### Written instruction
Copy out the listing exactly.

[Collected data entries]

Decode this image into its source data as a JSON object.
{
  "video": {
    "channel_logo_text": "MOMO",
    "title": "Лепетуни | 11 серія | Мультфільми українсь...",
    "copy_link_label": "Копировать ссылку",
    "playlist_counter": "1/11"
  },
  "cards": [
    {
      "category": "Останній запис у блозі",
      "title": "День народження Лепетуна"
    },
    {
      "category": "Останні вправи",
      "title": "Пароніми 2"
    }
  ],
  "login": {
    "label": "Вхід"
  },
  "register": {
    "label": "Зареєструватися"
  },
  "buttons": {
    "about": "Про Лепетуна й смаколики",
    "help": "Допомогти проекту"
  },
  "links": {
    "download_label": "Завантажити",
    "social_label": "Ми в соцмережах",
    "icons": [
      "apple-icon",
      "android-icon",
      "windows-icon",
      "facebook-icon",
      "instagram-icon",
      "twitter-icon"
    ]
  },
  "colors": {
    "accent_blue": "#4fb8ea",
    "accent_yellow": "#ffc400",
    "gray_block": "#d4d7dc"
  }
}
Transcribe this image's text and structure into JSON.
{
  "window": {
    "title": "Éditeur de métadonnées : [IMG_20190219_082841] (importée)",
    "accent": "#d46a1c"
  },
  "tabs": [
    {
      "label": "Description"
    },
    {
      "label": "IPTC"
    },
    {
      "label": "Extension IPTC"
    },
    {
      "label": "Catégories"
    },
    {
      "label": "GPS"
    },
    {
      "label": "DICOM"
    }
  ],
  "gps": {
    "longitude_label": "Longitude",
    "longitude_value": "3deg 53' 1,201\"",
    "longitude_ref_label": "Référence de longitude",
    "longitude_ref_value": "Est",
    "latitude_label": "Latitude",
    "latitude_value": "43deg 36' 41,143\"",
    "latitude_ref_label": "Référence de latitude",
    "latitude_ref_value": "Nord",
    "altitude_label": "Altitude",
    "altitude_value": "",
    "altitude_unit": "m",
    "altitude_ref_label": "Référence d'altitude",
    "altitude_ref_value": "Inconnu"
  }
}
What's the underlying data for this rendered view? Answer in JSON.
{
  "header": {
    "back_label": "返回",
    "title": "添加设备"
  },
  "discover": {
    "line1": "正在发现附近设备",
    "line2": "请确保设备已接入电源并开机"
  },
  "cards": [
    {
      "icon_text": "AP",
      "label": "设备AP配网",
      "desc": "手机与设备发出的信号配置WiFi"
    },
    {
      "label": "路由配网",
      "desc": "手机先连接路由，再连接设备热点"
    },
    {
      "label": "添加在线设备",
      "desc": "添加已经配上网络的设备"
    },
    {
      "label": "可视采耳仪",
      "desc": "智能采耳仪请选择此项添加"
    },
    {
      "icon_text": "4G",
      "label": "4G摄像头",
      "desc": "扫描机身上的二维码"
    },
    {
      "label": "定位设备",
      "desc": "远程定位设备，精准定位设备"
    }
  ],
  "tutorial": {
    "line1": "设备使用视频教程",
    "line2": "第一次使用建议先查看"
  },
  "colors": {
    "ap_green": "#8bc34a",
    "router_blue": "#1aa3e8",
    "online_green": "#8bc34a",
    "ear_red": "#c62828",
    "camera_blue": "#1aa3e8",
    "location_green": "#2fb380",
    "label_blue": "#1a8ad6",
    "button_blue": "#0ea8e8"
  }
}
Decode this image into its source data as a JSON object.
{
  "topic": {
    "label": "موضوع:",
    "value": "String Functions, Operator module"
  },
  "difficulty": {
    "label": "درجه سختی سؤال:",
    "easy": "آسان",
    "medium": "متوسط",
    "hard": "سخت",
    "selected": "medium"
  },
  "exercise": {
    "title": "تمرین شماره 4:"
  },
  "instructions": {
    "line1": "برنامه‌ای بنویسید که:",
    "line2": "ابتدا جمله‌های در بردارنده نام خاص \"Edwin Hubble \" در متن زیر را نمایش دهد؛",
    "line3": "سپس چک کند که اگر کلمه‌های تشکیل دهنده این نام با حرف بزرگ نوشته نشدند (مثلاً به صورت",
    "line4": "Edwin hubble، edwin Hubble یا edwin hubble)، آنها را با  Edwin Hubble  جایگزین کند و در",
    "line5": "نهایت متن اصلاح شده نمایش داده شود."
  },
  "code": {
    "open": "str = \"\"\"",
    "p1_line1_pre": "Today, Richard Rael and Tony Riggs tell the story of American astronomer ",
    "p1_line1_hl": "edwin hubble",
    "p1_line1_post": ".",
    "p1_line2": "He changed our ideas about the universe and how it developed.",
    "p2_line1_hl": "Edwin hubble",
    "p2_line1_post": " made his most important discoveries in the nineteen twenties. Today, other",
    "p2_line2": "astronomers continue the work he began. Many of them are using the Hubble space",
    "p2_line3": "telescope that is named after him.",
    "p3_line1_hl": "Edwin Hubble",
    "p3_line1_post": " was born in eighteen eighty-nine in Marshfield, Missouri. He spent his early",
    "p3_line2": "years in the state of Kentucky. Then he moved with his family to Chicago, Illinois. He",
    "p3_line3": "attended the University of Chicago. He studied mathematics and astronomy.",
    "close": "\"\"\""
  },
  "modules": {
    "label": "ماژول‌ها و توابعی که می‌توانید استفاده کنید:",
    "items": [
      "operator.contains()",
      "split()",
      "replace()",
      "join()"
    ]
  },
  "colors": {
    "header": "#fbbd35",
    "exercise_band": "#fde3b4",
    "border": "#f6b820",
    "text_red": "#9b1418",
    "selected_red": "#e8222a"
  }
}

### The output
Decode this image into its source data as a JSON object.
{
  "video": {
    "channel_logo_text": "MOMO",
    "title": "Лепетуни | 11 серія | Мультфільми українсь...",
    "copy_link_label": "Копировать ссылку",
    "playlist_counter": "1/11"
  },
  "cards": [
    {
      "category": "Останній запис у блозі",
      "title": "День народження Лепетуна"
    },
    {
      "category": "Останні вправи",
      "title": "Пароніми 2"
    }
  ],
  "login": {
    "label": "Вхід"
  },
  "register": {
    "label": "Зареєструватися"
  },
  "buttons": {
    "about": "Про Лепетуна й смаколики",
    "help": "Допомогти проекту"
  },
  "links": {
    "download_label": "Завантажити",
    "social_label": "Ми в соцмережах",
    "icons": [
      "apple-icon",
      "android-icon",
      "windows-icon",
      "facebook-icon",
      "instagram-icon",
      "twitter-icon"
    ]
  },
  "colors": {
    "accent_blue": "#4fb8ea",
    "accent_yellow": "#ffc400",
    "gray_block": "#d4d7dc"
  }
}
Transcribe this image's text and structure into JSON.
{
  "window": {
    "title": "Éditeur de métadonnées : [IMG_20190219_082841] (importée)",
    "accent": "#d46a1c"
  },
  "tabs": [
    {
      "label": "Description"
    },
    {
      "label": "IPTC"
    },
    {
      "label": "Extension IPTC"
    },
    {
      "label": "Catégories"
    },
    {
      "label": "GPS"
    },
    {
      "label": "DICOM"
    }
  ],
  "gps": {
    "longitude_label": "Longitude",
    "longitude_value": "3deg 53' 1,201\"",
    "longitude_ref_label": "Référence de longitude",
    "longitude_ref_value": "Est",
    "latitude_label": "Latitude",
    "latitude_value": "43deg 36' 41,143\"",
    "latitude_ref_label": "Référence de latitude",
    "latitude_ref_value": "Nord",
    "altitude_label": "Altitude",
    "altitude_value": "",
    "altitude_unit": "m",
    "altitude_ref_label": "Référence d'altitude",
    "altitude_ref_value": "Inconnu"
  }
}
What's the underlying data for this rendered view? Answer in JSON.
{
  "header": {
    "back_label": "返回",
    "title": "添加设备"
  },
  "discover": {
    "line1": "正在发现附近设备",
    "line2": "请确保设备已接入电源并开机"
  },
  "cards": [
    {
      "icon_text": "AP",
      "label": "设备AP配网",
      "desc": "手机与设备发出的信号配置WiFi"
    },
    {
      "label": "路由配网",
      "desc": "手机先连接路由，再连接设备热点"
    },
    {
      "label": "添加在线设备",
      "desc": "添加已经配上网络的设备"
    },
    {
      "label": "可视采耳仪",
      "desc": "智能采耳仪请选择此项添加"
    },
    {
      "icon_text": "4G",
      "label": "4G摄像头",
      "desc": "扫描机身上的二维码"
    },
    {
      "label": "定位设备",
      "desc": "远程定位设备，精准定位设备"
    }
  ],
  "tutorial": {
    "line1": "设备使用视频教程",
    "line2": "第一次使用建议先查看"
  },
  "colors": {
    "ap_green": "#8bc34a",
    "router_blue": "#1aa3e8",
    "online_green": "#8bc34a",
    "ear_red": "#c62828",
    "camera_blue": "#1aa3e8",
    "location_green": "#2fb380",
    "label_blue": "#1a8ad6",
    "button_blue": "#0ea8e8"
  }
}
Decode this image into its source data as a JSON object.
{
  "topic": {
    "label": "موضوع:",
    "value": "String Functions, Operator module"
  },
  "difficulty": {
    "label": "درجه سختی سؤال:",
    "easy": "آسان",
    "medium": "متوسط",
    "hard": "سخت",
    "selected": "medium"
  },
  "exercise": {
    "title": "تمرین شماره 4:"
  },
  "instructions": {
    "line1": "برنامه‌ای بنویسید که:",
    "line2": "ابتدا جمله‌های در بردارنده نام خاص \"Edwin Hubble \" در متن زیر را نمایش دهد؛",
    "line3": "سپس چک کند که اگر کلمه‌های تشکیل دهنده این نام با حرف بزرگ نوشته نشدند (مثلاً به صورت",
    "line4": "Edwin hubble، edwin Hubble یا edwin hubble)، آنها را با  Edwin Hubble  جایگزین کند و در",
    "line5": "نهایت متن اصلاح شده نمایش داده شود."
  },
  "code": {
    "open": "str = \"\"\"",
    "p1_line1_pre": "Today, Richard Rael and Tony Riggs tell the story of American astronomer ",
    "p1_line1_hl": "edwin hubble",
    "p1_line1_post": ".",
    "p1_line2": "He changed our ideas about the universe and how it developed.",
    "p2_line1_hl": "Edwin hubble",
    "p2_line1_post": " made his most important discoveries in the nineteen twenties. Today, other",
    "p2_line2": "astronomers continue the work he began. Many of them are using the Hubble space",
    "p2_line3": "telescope that is named after him.",
    "p3_line1_hl": "Edwin Hubble",
    "p3_line1_post": " was born in eighteen eighty-nine in Marshfield, Missouri. He spent his early",
    "p3_line2": "years in the state of Kentucky. Then he moved with his family to Chicago, Illinois. He",
    "p3_line3": "attended the University of Chicago. He studied mathematics and astronomy.",
    "close": "\"\"\""
  },
  "modules": {
    "label": "ماژول‌ها و توابعی که می‌توانید استفاده کنید:",
    "items": [
      "operator.contains()",
      "split()",
      "replace()",
      "join()"
    ]
  },
  "colors": {
    "header": "#fbbd35",
    "exercise_band": "#fde3b4",
    "border": "#f6b820",
    "text_red": "#9b1418",
    "selected_red": "#e8222a"
  }
}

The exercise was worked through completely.